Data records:
===============

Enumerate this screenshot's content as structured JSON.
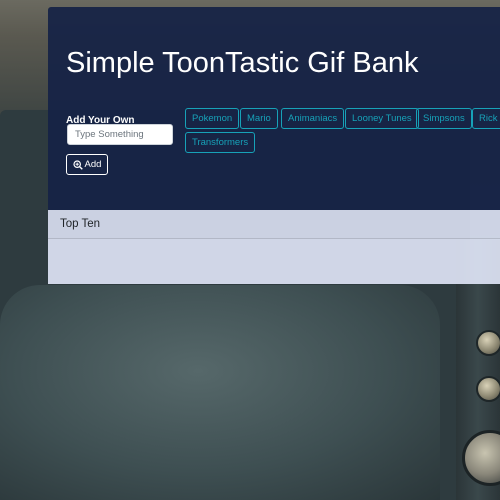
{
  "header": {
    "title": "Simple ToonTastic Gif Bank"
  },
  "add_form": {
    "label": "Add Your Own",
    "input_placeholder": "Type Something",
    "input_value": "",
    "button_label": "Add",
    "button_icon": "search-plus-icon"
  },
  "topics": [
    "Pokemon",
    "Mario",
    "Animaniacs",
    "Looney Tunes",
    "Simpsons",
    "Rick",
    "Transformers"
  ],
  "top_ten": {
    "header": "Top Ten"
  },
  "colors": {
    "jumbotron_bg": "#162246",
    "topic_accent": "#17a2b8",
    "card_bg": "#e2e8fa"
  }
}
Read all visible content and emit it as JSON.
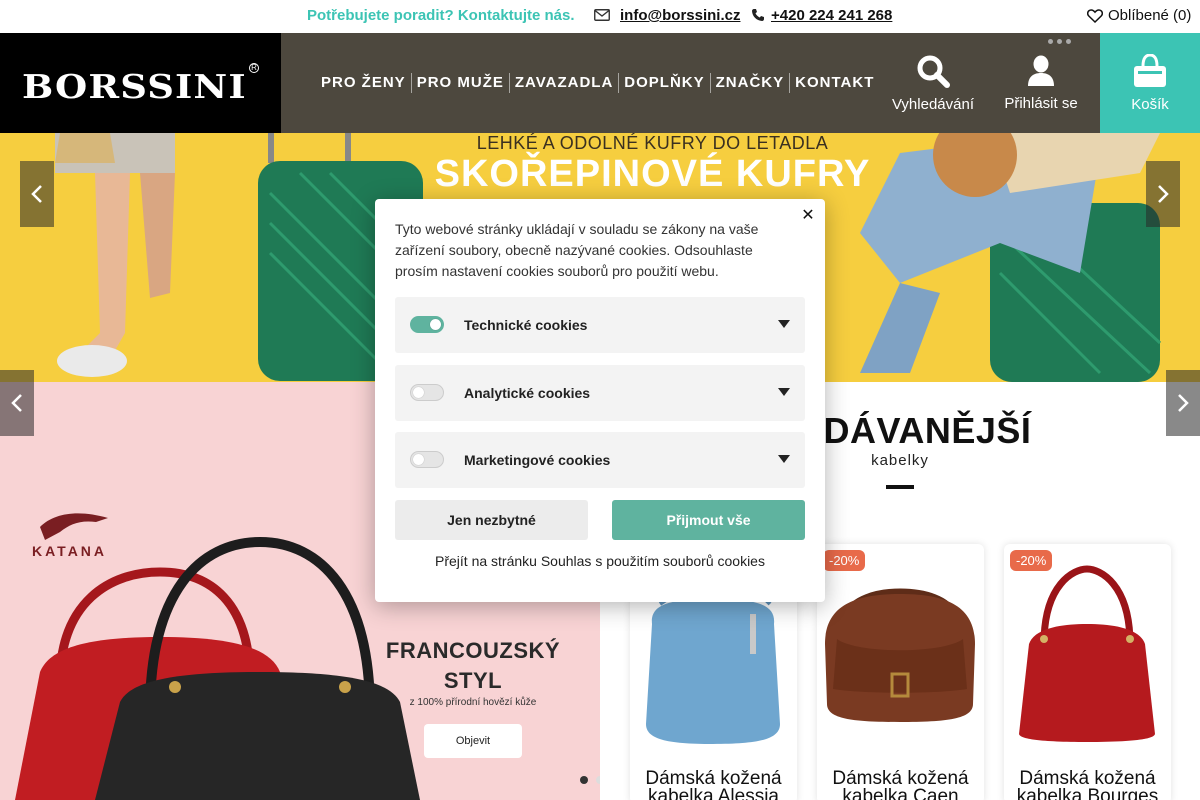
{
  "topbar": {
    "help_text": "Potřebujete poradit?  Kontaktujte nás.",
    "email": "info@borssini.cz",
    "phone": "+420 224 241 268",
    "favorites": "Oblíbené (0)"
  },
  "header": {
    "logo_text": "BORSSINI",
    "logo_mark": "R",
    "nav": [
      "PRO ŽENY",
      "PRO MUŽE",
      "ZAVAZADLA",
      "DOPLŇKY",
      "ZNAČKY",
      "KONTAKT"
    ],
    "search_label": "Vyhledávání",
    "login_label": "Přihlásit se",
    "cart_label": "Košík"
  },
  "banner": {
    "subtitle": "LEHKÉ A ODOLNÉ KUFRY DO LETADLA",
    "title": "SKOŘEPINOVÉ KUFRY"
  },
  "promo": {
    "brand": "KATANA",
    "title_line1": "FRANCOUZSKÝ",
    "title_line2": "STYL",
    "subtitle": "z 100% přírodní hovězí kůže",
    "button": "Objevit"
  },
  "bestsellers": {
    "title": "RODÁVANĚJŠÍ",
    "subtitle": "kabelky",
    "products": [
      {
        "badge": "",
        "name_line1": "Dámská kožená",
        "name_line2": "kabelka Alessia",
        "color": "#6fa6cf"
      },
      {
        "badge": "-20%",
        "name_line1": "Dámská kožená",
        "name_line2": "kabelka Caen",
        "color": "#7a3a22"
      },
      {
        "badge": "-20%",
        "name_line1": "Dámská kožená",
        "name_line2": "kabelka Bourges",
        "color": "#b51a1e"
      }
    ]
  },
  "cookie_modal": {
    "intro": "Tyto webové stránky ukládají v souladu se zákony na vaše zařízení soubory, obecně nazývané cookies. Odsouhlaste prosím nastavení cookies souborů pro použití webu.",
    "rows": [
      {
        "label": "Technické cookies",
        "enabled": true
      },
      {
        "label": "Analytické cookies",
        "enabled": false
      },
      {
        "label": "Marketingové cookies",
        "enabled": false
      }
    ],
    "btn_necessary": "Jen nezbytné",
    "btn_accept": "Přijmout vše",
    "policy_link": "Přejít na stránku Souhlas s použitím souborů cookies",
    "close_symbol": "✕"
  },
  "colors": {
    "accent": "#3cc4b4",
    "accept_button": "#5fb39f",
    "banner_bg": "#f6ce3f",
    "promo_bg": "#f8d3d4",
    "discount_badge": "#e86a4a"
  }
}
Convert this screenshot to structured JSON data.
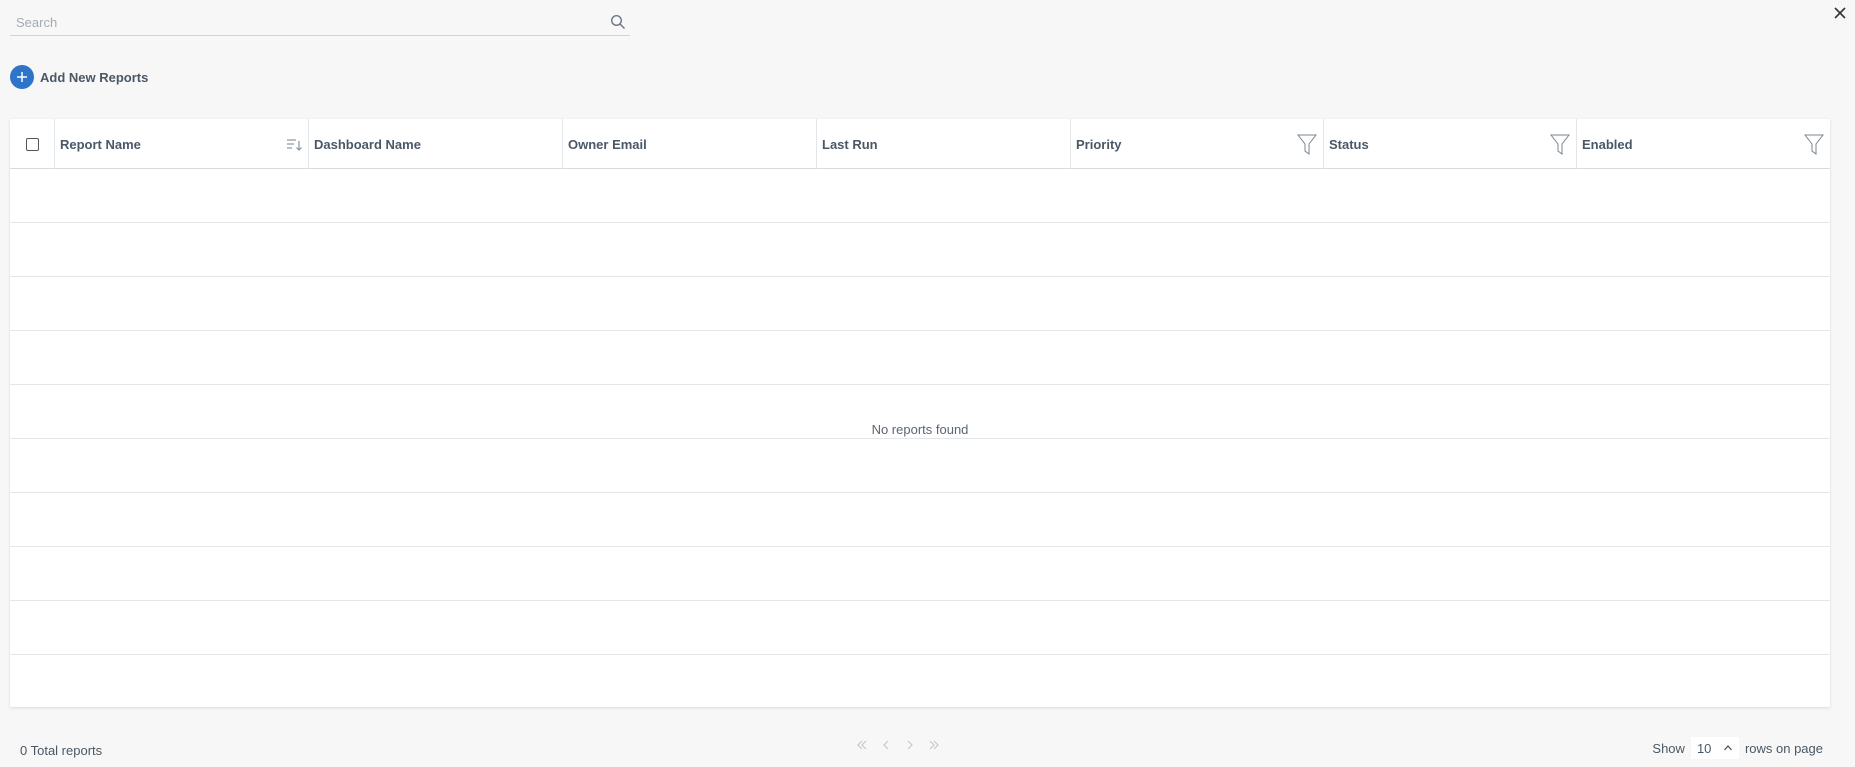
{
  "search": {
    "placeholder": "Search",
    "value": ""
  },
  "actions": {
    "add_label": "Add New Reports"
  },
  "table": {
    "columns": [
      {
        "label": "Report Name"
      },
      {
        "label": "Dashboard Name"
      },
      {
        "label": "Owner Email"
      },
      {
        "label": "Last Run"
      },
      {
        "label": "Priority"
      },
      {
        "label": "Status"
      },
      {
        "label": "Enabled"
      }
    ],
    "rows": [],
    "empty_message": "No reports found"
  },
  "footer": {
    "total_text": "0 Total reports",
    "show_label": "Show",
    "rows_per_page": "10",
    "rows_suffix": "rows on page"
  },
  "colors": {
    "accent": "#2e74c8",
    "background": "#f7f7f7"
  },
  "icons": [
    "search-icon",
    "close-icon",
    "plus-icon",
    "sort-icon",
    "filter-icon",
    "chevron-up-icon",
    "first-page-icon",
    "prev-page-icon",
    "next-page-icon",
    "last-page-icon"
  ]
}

===============

■ **Exercise**
Set down only the lines running from the line with "Convert this screenshot" to the end of the entries, inclusive; omit every picture.

■ **Reply to the task**
Convert this screenshot to structured JSON data.
{
  "search": {
    "placeholder": "Search",
    "value": ""
  },
  "actions": {
    "add_label": "Add New Reports"
  },
  "table": {
    "columns": [
      {
        "label": "Report Name"
      },
      {
        "label": "Dashboard Name"
      },
      {
        "label": "Owner Email"
      },
      {
        "label": "Last Run"
      },
      {
        "label": "Priority"
      },
      {
        "label": "Status"
      },
      {
        "label": "Enabled"
      }
    ],
    "rows": [],
    "empty_message": "No reports found"
  },
  "footer": {
    "total_text": "0 Total reports",
    "show_label": "Show",
    "rows_per_page": "10",
    "rows_suffix": "rows on page"
  },
  "colors": {
    "accent": "#2e74c8",
    "background": "#f7f7f7"
  },
  "icons": [
    "search-icon",
    "close-icon",
    "plus-icon",
    "sort-icon",
    "filter-icon",
    "chevron-up-icon",
    "first-page-icon",
    "prev-page-icon",
    "next-page-icon",
    "last-page-icon"
  ]
}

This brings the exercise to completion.